*Set task*
Where a line in the listing below contains the word "true", copy that line.

----

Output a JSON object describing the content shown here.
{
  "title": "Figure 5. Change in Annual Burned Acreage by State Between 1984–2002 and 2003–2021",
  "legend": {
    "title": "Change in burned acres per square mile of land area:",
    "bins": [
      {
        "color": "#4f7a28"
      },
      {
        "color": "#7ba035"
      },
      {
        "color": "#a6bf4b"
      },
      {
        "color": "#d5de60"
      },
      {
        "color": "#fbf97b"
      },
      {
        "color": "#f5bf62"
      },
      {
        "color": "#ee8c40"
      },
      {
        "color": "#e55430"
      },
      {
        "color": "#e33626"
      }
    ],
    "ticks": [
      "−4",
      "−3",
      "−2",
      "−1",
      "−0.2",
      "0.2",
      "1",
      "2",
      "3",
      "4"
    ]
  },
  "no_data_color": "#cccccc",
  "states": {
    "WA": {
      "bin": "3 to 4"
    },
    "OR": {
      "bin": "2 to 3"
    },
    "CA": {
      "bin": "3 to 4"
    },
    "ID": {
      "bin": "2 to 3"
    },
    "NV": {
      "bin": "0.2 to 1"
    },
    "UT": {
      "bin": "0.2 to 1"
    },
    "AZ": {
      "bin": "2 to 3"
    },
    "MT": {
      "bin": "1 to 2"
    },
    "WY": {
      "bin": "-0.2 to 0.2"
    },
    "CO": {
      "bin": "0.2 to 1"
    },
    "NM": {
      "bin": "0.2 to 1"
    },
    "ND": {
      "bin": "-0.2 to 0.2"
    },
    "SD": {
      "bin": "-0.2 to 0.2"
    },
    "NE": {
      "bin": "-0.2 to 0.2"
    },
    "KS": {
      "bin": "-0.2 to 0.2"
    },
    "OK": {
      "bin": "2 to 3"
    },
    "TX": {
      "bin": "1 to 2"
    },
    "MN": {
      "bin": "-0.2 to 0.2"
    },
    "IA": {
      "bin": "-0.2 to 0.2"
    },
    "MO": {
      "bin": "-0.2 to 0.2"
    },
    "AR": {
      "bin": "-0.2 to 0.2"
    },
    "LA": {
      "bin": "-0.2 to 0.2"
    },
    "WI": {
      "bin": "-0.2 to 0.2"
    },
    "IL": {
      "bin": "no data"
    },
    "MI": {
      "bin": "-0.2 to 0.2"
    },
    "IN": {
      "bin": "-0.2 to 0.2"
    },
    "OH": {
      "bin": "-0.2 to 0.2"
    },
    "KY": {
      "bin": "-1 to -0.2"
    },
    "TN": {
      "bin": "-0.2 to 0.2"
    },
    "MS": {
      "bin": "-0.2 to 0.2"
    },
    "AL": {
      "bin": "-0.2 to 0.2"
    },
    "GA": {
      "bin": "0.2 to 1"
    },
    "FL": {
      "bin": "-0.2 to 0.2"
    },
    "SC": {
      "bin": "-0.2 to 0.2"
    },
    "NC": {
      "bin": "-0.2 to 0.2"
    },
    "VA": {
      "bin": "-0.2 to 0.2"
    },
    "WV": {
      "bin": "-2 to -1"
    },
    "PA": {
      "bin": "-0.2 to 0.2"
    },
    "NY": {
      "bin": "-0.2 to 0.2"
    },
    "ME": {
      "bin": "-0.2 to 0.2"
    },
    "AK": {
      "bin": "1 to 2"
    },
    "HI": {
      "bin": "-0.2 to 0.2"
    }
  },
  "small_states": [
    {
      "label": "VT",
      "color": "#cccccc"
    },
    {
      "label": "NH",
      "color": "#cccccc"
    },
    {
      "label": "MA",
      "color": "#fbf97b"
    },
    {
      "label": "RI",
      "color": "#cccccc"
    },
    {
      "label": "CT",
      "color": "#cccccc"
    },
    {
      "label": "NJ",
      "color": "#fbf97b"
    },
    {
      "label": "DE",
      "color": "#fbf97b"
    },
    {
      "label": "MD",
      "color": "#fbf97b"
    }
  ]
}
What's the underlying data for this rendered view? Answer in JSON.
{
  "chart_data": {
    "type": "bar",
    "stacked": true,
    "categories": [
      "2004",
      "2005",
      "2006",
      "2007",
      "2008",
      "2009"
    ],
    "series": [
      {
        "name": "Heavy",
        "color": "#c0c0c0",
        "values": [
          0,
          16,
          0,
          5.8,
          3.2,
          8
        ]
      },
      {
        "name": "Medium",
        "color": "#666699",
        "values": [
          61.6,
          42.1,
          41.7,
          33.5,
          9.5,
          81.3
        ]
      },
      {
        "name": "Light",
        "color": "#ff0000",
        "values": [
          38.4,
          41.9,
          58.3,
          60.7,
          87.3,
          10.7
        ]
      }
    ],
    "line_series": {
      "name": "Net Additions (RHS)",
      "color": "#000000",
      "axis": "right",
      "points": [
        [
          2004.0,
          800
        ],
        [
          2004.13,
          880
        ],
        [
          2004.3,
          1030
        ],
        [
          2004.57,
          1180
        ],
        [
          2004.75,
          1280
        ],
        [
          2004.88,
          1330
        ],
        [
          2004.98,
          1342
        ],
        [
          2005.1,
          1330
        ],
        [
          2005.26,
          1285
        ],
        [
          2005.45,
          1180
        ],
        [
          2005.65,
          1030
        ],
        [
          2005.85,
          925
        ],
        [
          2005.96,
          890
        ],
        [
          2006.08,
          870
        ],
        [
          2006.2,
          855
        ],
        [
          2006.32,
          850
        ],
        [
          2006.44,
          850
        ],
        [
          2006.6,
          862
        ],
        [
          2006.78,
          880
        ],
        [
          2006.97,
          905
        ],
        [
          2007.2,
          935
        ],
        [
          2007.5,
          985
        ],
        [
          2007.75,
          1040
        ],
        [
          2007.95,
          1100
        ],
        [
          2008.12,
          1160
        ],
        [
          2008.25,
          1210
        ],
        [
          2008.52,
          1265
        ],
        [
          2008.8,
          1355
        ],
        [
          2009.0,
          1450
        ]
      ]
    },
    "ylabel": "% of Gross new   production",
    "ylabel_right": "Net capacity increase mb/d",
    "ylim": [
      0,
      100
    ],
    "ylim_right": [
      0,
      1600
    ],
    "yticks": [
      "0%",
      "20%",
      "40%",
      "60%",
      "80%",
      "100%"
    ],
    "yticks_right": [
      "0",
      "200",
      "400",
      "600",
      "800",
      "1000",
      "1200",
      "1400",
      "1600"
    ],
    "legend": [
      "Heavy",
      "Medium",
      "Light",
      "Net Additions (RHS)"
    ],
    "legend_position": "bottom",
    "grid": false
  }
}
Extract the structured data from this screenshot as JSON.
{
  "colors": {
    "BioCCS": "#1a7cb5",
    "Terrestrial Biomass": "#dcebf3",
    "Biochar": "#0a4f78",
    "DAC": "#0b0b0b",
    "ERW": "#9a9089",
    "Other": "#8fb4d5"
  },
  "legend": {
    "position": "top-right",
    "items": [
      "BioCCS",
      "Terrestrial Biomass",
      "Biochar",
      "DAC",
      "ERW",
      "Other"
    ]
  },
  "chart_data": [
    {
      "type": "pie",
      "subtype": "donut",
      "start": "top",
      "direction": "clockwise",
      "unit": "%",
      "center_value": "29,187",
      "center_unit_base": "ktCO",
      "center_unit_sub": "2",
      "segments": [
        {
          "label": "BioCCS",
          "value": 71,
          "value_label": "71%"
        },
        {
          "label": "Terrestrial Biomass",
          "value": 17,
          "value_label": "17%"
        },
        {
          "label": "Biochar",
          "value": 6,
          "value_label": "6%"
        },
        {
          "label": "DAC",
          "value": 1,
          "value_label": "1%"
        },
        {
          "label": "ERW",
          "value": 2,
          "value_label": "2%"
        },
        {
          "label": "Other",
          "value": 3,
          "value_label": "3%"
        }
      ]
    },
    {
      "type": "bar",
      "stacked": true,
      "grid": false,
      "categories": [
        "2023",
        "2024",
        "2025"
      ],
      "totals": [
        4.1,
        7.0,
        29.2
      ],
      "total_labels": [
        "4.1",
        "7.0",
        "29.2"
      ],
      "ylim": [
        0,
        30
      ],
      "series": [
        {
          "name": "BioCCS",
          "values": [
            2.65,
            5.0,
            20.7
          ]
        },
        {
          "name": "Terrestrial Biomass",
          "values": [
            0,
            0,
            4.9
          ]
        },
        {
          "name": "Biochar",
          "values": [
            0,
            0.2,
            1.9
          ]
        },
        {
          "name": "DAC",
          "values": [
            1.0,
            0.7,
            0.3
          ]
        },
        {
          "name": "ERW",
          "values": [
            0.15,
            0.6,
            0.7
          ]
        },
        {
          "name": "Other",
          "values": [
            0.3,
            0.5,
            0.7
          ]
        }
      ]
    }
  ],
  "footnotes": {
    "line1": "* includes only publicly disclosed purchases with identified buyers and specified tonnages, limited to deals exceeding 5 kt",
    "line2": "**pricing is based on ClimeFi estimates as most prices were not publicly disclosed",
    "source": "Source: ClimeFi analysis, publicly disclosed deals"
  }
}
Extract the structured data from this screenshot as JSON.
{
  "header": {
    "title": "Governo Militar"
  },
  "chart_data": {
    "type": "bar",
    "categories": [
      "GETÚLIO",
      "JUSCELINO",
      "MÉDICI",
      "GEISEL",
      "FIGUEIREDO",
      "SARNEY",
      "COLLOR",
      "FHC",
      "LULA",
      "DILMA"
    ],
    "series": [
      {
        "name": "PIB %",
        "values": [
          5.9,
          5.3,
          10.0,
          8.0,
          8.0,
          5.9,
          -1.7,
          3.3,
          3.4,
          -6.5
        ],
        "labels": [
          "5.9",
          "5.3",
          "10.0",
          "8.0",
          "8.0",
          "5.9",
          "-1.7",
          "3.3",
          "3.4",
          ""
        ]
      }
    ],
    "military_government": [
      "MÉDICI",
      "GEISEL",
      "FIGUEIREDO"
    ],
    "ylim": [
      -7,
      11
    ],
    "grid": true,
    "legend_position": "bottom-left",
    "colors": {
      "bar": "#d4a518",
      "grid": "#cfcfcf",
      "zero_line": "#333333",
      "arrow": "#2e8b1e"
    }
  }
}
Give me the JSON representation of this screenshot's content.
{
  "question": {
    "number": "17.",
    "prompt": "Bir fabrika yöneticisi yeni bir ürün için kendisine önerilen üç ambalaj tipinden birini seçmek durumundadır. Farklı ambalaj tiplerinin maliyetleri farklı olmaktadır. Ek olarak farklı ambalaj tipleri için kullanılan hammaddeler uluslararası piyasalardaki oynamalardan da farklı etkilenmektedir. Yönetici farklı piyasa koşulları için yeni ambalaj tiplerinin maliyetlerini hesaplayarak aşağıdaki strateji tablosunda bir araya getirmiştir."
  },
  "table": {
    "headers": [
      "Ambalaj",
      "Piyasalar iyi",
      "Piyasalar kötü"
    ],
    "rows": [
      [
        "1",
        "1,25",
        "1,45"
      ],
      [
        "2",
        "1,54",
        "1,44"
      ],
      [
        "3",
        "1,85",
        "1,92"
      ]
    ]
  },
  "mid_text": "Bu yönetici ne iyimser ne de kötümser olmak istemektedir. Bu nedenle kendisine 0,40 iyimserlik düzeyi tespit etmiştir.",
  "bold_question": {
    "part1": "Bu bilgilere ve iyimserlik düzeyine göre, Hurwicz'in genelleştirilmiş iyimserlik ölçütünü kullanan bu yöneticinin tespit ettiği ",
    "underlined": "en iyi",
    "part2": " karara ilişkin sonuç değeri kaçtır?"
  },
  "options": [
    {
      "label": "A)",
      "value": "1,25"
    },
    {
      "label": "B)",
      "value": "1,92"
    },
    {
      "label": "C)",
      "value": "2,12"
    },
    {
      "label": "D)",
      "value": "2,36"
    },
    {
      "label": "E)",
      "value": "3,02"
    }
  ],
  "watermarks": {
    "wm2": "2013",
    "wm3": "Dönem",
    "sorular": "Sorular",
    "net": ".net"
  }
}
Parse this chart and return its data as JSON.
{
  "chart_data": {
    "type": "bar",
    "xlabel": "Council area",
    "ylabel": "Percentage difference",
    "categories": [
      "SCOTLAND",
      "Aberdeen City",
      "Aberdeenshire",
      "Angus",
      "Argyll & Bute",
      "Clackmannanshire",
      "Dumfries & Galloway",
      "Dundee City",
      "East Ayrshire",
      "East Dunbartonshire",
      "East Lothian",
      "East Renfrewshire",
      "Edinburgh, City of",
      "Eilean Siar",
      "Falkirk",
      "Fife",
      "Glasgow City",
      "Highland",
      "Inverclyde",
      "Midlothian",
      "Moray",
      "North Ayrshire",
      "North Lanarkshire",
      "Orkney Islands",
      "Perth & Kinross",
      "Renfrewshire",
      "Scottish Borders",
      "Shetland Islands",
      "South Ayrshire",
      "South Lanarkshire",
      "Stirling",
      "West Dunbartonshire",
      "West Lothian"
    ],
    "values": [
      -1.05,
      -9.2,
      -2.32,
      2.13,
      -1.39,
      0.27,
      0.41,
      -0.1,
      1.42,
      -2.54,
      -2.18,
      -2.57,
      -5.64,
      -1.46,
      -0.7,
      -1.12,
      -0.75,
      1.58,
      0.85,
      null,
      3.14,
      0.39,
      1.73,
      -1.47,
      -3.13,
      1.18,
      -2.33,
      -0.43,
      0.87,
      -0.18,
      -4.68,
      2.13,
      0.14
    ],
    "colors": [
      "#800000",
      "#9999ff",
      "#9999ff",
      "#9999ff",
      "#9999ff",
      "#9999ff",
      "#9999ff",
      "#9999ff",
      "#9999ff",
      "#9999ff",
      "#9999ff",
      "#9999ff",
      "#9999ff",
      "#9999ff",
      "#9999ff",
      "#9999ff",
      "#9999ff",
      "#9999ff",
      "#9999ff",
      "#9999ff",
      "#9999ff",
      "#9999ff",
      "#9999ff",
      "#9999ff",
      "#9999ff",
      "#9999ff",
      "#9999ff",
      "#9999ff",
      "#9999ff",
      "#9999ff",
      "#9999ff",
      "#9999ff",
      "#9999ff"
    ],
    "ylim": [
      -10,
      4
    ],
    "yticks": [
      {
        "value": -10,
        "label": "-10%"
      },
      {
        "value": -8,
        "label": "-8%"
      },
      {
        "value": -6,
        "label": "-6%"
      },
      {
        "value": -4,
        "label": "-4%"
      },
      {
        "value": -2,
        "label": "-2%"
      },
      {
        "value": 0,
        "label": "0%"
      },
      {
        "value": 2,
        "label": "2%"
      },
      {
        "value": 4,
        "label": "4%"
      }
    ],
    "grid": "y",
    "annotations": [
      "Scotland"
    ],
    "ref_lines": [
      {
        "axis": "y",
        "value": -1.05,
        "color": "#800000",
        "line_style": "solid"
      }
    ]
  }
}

----

*Solution to the problem*
    "stacked": true,
      "stacked": true,
    "grid": true,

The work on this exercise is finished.